----- Records for processing -----

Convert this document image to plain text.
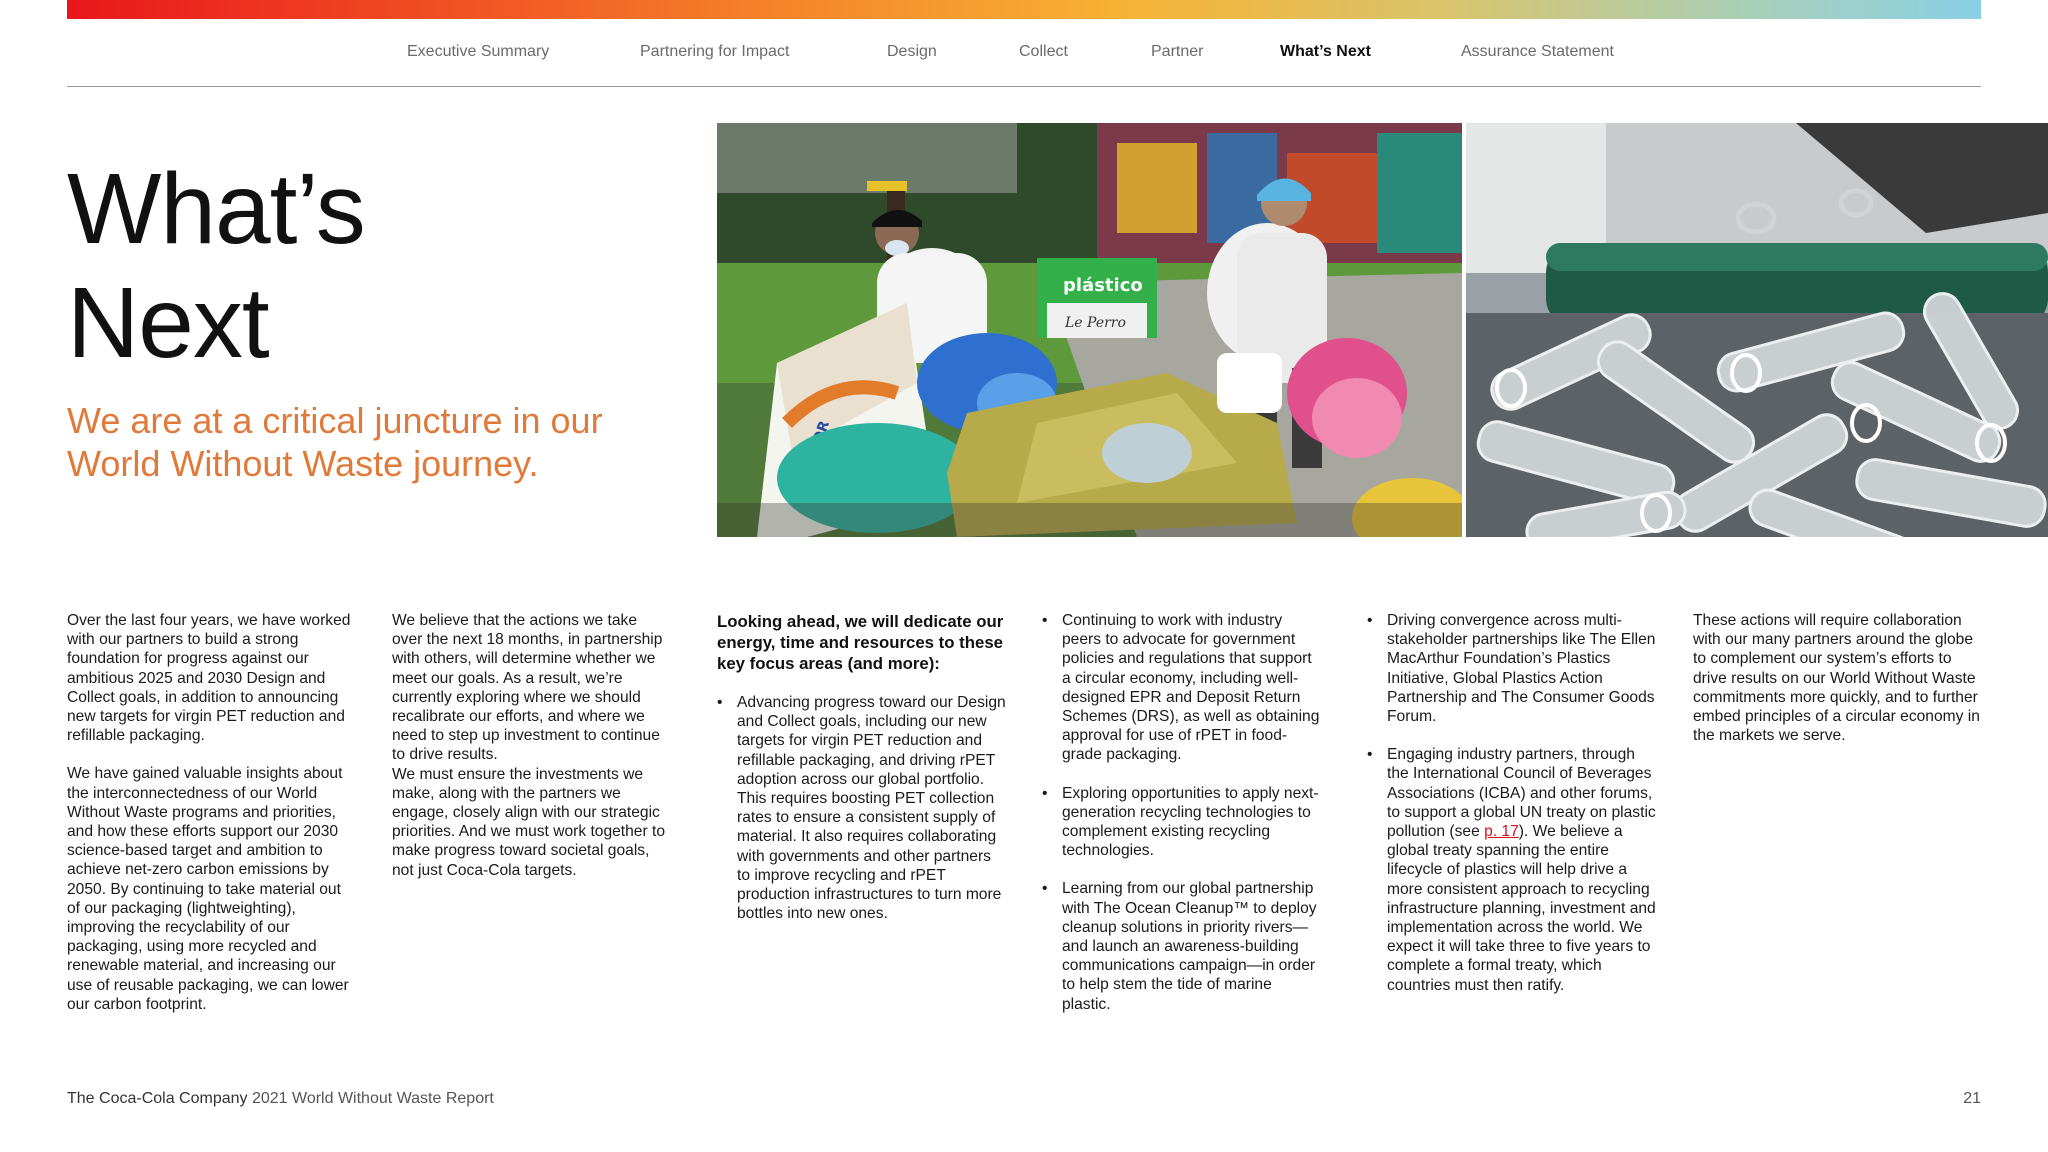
Executive Summary	Partnering for Impact	Design	Collect	Partner	What’s Next	Assurance Statement
What’s
Next
We are at a critical juncture in our World Without Waste journey.
plástico
Le Perro

Over the last four years, we have worked with our partners to build a strong foundation for progress against our ambitious 2025 and 2030 Design and Collect goals, in addition to announcing new targets for virgin PET reduction and refillable packaging.

We have gained valuable insights about the interconnectedness of our World Without Waste programs and priorities, and how these efforts support our 2030 science-based target and ambition to achieve net-zero carbon emissions by 2050. By continuing to take material out of our packaging (lightweighting), improving the recyclability of our packaging, using more recycled and renewable material, and increasing our use of reusable packaging, we can lower our carbon footprint.

We believe that the actions we take over the next 18 months, in partnership with others, will determine whether we meet our goals. As a result, we’re currently exploring where we should recalibrate our efforts, and where we need to step up investment to continue to drive results.

We must ensure the investments we make, along with the partners we engage, closely align with our strategic priorities. And we must work together to make progress toward societal goals, not just Coca‑Cola targets.

Looking ahead, we will dedicate our energy, time and resources to these key focus areas (and more):
• Advancing progress toward our Design and Collect goals, including our new targets for virgin PET reduction and refillable packaging, and driving rPET adoption across our global portfolio. This requires boosting PET collection rates to ensure a consistent supply of material. It also requires collaborating with governments and other partners to improve recycling and rPET production infrastructures to turn more bottles into new ones.
• Continuing to work with industry peers to advocate for government policies and regulations that support a circular economy, including well-designed EPR and Deposit Return Schemes (DRS), as well as obtaining approval for use of rPET in food-grade packaging.
• Exploring opportunities to apply next-generation recycling technologies to complement existing recycling technologies.
• Learning from our global partnership with The Ocean Cleanup™ to deploy cleanup solutions in priority rivers—and launch an awareness-building communications campaign—in order to help stem the tide of marine plastic.
• Driving convergence across multi-stakeholder partnerships like The Ellen MacArthur Foundation’s Plastics Initiative, Global Plastics Action Partnership and The Consumer Goods Forum.
• Engaging industry partners, through the International Council of Beverages Associations (ICBA) and other forums, to support a global UN treaty on plastic pollution (see p. 17). We believe a global treaty spanning the entire lifecycle of plastics will help drive a more consistent approach to recycling infrastructure planning, investment and implementation across the world. We expect it will take three to five years to complete a formal treaty, which countries must then ratify.

These actions will require collaboration with our many partners around the globe to complement our system’s efforts to drive results on our World Without Waste commitments more quickly, and to further embed principles of a circular economy in the markets we serve.

The Coca‑Cola Company 2021 World Without Waste Report	21
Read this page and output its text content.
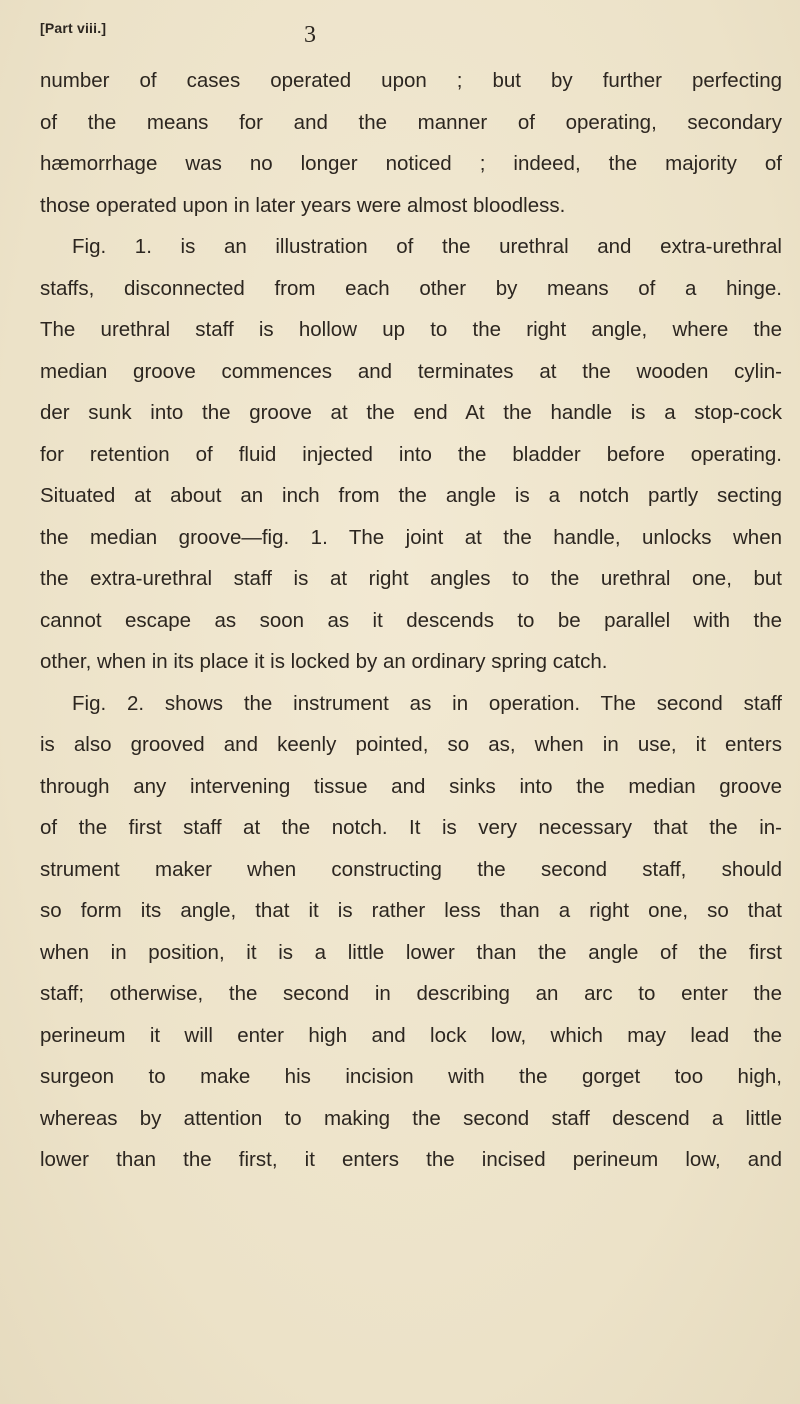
[Part viii.]	3
number of cases operated upon ; but by further perfecting
of the means for and the manner of operating, secondary
hæmorrhage was no longer noticed ; indeed, the majority of
those operated upon in later years were almost bloodless.
Fig. 1. is an illustration of the urethral and extra-urethral
staffs, disconnected from each other by means of a hinge.
The urethral staff is hollow up to the right angle, where the
median groove commences and terminates at the wooden cylin-
der sunk into the groove at the end At the handle is a stop-cock
for retention of fluid injected into the bladder before operating.
Situated at about an inch from the angle is a notch partly secting
the median groove—fig. 1. The joint at the handle, unlocks when
the extra-urethral staff is at right angles to the urethral one, but
cannot escape as soon as it descends to be parallel with the
other, when in its place it is locked by an ordinary spring catch.
Fig. 2. shows the instrument as in operation. The second staff
is also grooved and keenly pointed, so as, when in use, it enters
through any intervening tissue and sinks into the median groove
of the first staff at the notch. It is very necessary that the in-
strument maker when constructing the second staff, should
so form its angle, that it is rather less than a right one, so that
when in position, it is a little lower than the angle of the first
staff; otherwise, the second in describing an arc to enter the
perineum it will enter high and lock low, which may lead the
surgeon to make his incision with the gorget too high,
whereas by attention to making the second staff descend a little
lower than the first, it enters the incised perineum low, and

-----

» Problem description:
Take the line containing "Read this page and output its text content." and every line after it up to the end of the entries, and quote them exactly. Both ends count; the pictures do not.

» Output below:
Read this page and output its text content.
[Part viii.]	3
number of cases operated upon ; but by further perfecting
of the means for and the manner of operating, secondary
hæmorrhage was no longer noticed ; indeed, the majority of
those operated upon in later years were almost bloodless.
Fig. 1. is an illustration of the urethral and extra-urethral
staffs, disconnected from each other by means of a hinge.
The urethral staff is hollow up to the right angle, where the
median groove commences and terminates at the wooden cylin-
der sunk into the groove at the end At the handle is a stop-cock
for retention of fluid injected into the bladder before operating.
Situated at about an inch from the angle is a notch partly secting
the median groove—fig. 1. The joint at the handle, unlocks when
the extra-urethral staff is at right angles to the urethral one, but
cannot escape as soon as it descends to be parallel with the
other, when in its place it is locked by an ordinary spring catch.
Fig. 2. shows the instrument as in operation. The second staff
is also grooved and keenly pointed, so as, when in use, it enters
through any intervening tissue and sinks into the median groove
of the first staff at the notch. It is very necessary that the in-
strument maker when constructing the second staff, should
so form its angle, that it is rather less than a right one, so that
when in position, it is a little lower than the angle of the first
staff; otherwise, the second in describing an arc to enter the
perineum it will enter high and lock low, which may lead the
surgeon to make his incision with the gorget too high,
whereas by attention to making the second staff descend a little
lower than the first, it enters the incised perineum low, and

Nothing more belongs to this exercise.